■ 本文:
________________________
昨年12月17日に福岡ソフトバンクホークスからFA宣言をしていた甲斐拓也捕手の巨人移籍が決定しました。推定4年総額15億円の契約金に阿部監督が背負った背番号10を用意する高待遇、媒体によっては5年20億円との報道もありました。
FA宣言した際は「やっぱりな…」と、昨季複数年を断って単年契約を結んだ時点でなんとなく予想していましたが、実際に巨人移籍が決まった時は驚きが勝ちました。ソフトバンクとのマネーゲームに勝てるのか、そもそも大城が残留した巨人で巨額の投資をしてまで甲斐を獲得するメリットがどこまであるのか?というのが疑問だったからです。

復活の甲斐

2017年に正捕手として定着し、8年間その座を守り抜いた甲斐でしたが、2019に打率.260、11HR、当時のキャリアハイとなるwRC+111を記録して以降は打撃不振に苦しみます。2021年から2023年までの3年間はいずれもwRC+が100を下回り、特に2022年は打率.180、1HR、wRC+58と大きく苦しみました。
________________________
レイアウト要素の項目:
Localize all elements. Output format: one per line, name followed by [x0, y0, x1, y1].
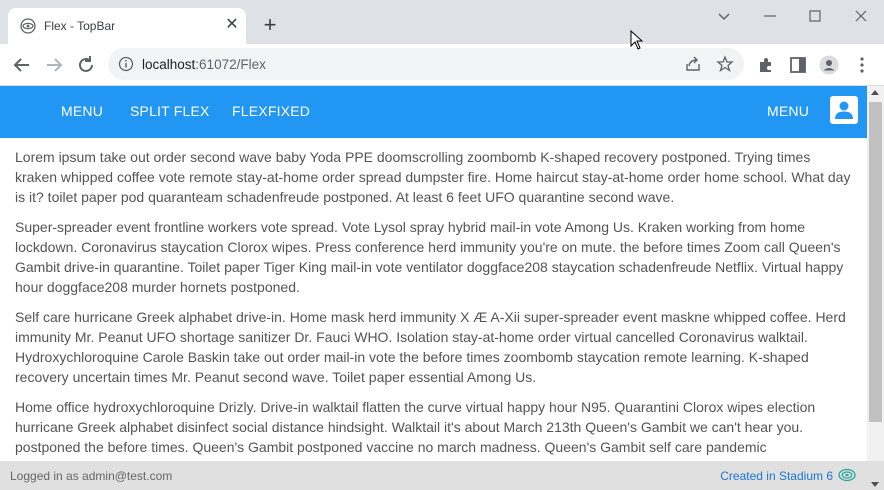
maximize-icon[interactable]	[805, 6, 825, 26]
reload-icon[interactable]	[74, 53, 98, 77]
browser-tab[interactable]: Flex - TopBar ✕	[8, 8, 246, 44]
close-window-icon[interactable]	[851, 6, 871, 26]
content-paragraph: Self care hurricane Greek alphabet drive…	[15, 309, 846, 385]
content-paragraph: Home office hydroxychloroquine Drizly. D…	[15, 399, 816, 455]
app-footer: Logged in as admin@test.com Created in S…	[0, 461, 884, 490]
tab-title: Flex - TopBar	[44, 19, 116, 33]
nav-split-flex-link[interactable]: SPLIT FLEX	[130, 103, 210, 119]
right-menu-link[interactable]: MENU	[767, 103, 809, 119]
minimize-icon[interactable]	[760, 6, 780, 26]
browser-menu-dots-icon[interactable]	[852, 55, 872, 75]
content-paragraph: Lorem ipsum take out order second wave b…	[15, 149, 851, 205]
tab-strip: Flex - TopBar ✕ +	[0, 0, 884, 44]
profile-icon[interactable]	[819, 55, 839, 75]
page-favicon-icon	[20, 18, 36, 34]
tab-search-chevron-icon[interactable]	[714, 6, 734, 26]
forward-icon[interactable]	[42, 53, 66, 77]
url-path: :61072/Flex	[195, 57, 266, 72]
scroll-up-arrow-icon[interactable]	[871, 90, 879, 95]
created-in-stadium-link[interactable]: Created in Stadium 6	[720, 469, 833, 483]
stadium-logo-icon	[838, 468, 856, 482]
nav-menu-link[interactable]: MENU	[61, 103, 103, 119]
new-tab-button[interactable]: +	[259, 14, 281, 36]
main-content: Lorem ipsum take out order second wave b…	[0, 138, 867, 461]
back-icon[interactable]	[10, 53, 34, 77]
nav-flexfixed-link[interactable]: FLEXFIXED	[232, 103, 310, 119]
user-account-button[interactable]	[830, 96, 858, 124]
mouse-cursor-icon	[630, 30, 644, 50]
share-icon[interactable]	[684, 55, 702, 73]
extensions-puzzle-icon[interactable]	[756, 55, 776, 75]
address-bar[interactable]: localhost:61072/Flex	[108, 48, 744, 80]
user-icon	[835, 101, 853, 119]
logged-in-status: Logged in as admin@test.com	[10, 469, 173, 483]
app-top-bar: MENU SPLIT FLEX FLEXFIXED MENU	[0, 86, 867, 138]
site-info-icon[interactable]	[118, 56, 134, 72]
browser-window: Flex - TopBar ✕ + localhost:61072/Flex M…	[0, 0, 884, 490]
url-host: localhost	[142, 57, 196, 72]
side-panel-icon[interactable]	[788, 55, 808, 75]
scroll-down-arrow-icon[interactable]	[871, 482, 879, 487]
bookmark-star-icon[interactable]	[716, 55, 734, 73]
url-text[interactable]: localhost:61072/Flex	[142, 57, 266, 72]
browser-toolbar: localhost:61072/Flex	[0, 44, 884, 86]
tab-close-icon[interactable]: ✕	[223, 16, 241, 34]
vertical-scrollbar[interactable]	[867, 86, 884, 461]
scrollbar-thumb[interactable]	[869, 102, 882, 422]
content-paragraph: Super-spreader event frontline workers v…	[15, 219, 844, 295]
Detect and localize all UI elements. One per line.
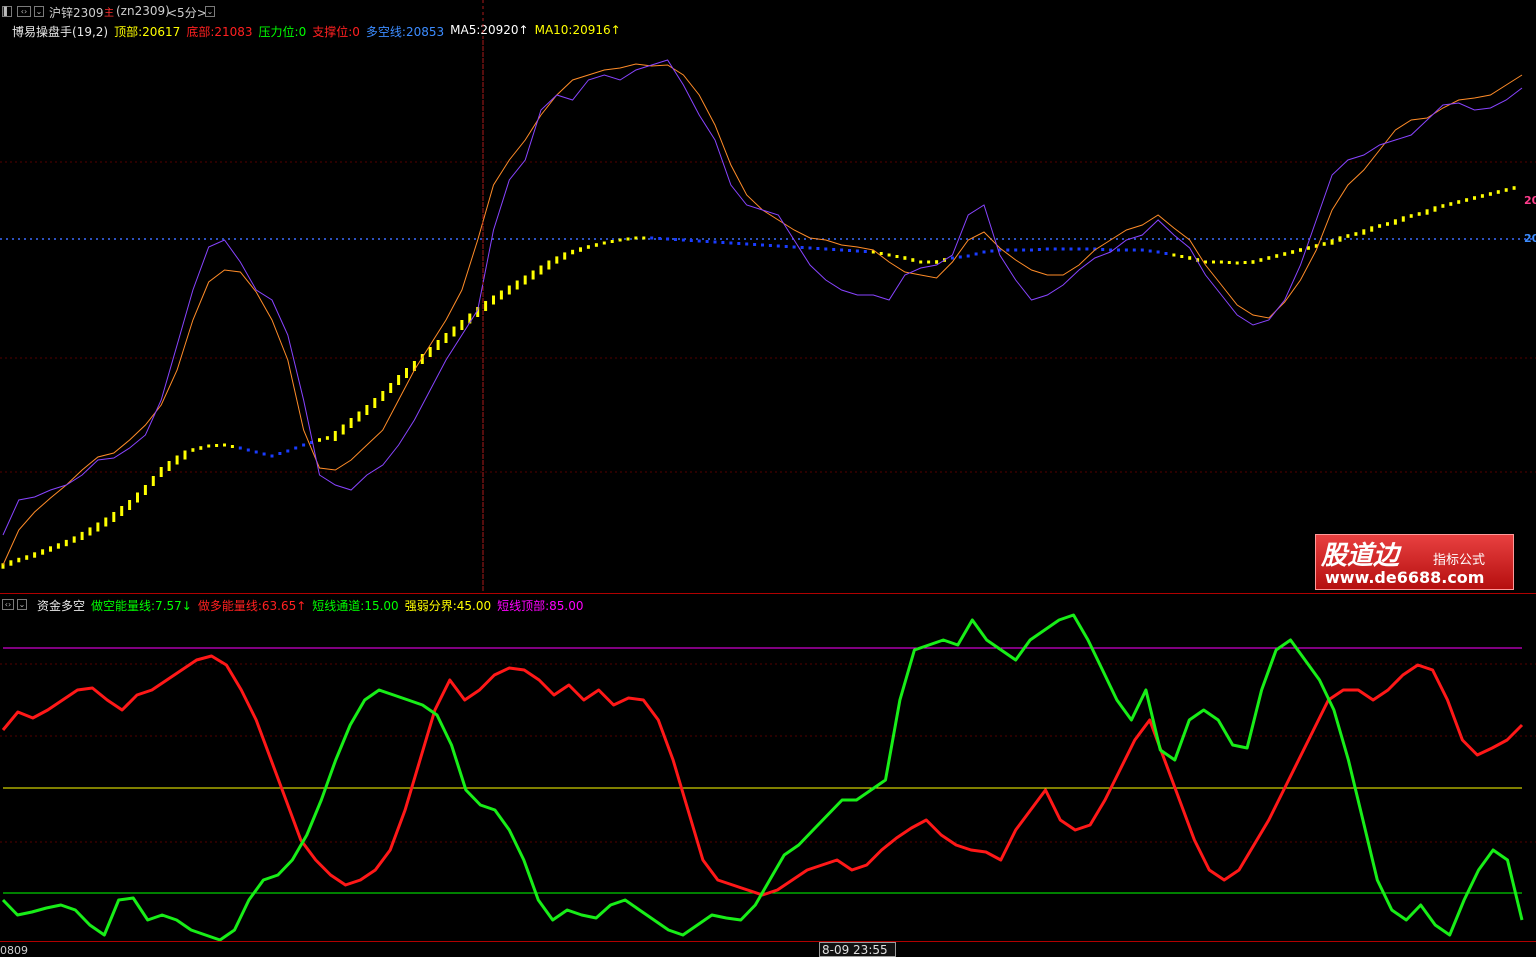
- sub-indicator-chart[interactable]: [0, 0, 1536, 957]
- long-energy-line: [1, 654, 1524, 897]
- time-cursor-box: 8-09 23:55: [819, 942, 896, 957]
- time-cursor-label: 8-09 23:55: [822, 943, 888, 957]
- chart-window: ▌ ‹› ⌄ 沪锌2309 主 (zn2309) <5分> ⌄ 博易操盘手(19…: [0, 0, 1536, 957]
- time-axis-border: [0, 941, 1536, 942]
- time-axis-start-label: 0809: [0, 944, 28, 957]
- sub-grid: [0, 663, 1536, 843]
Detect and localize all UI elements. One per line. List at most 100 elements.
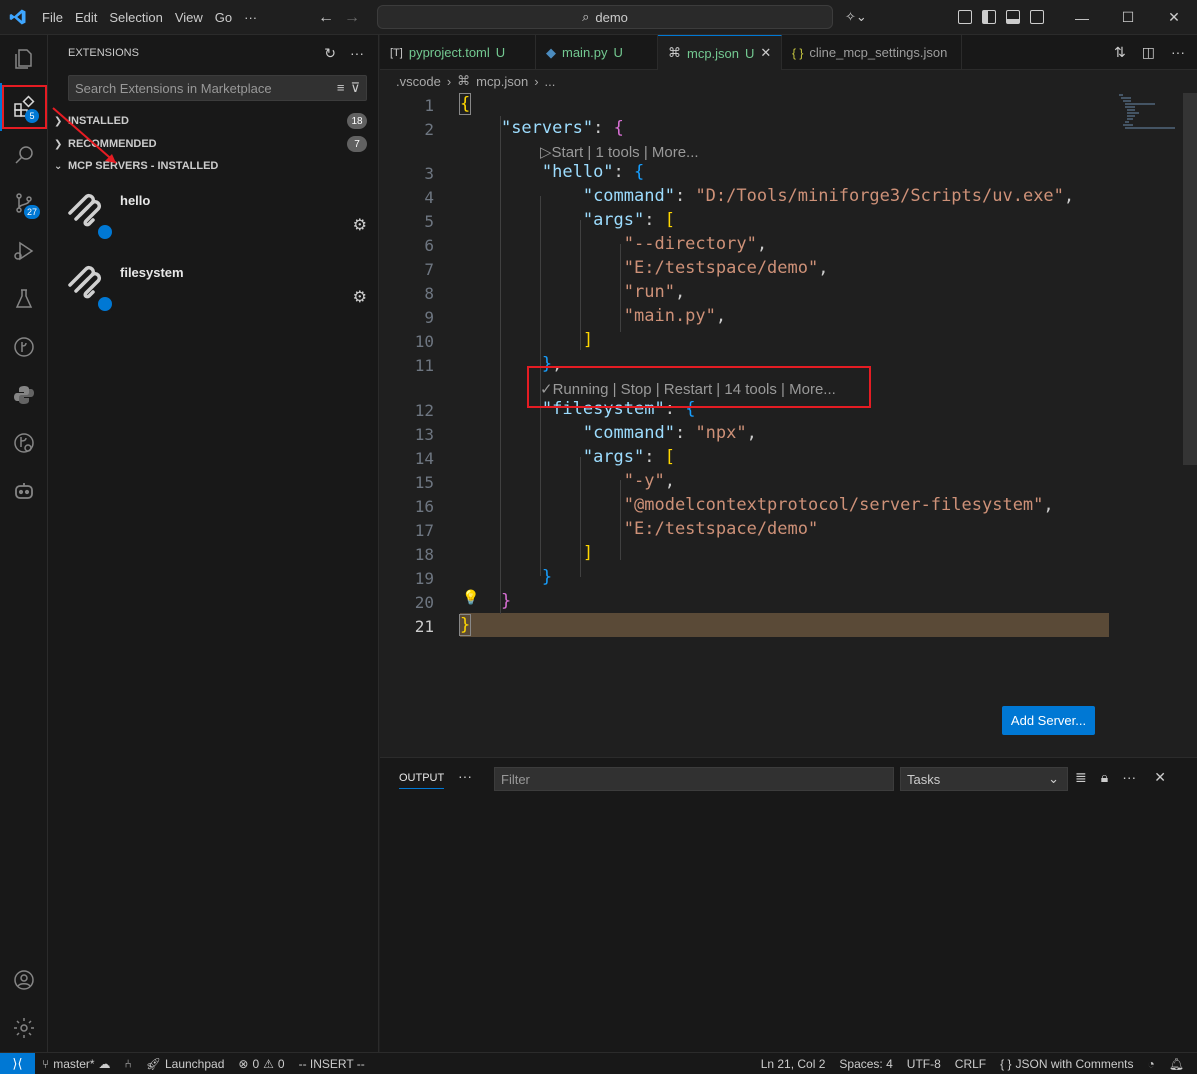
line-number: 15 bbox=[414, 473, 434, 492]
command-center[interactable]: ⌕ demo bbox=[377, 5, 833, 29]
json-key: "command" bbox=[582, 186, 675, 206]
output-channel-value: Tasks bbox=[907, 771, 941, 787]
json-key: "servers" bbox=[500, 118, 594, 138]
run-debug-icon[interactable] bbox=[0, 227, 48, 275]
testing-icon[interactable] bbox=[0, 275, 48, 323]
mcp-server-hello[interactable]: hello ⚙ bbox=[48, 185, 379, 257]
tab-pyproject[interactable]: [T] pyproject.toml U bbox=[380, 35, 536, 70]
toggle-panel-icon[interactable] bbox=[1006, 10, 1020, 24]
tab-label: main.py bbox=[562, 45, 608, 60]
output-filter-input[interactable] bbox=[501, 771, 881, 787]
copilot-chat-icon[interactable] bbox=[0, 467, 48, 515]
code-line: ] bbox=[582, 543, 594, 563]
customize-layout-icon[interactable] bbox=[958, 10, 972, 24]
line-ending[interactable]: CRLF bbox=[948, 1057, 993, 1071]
________________________
■ 設問: 本文によると、巨人が甲斐捕手に用意した背番号は何番ですか？ これらの行は本文とは別の出典から取られたものです。

■ 解答: 阿部監督が背負った背番号10です。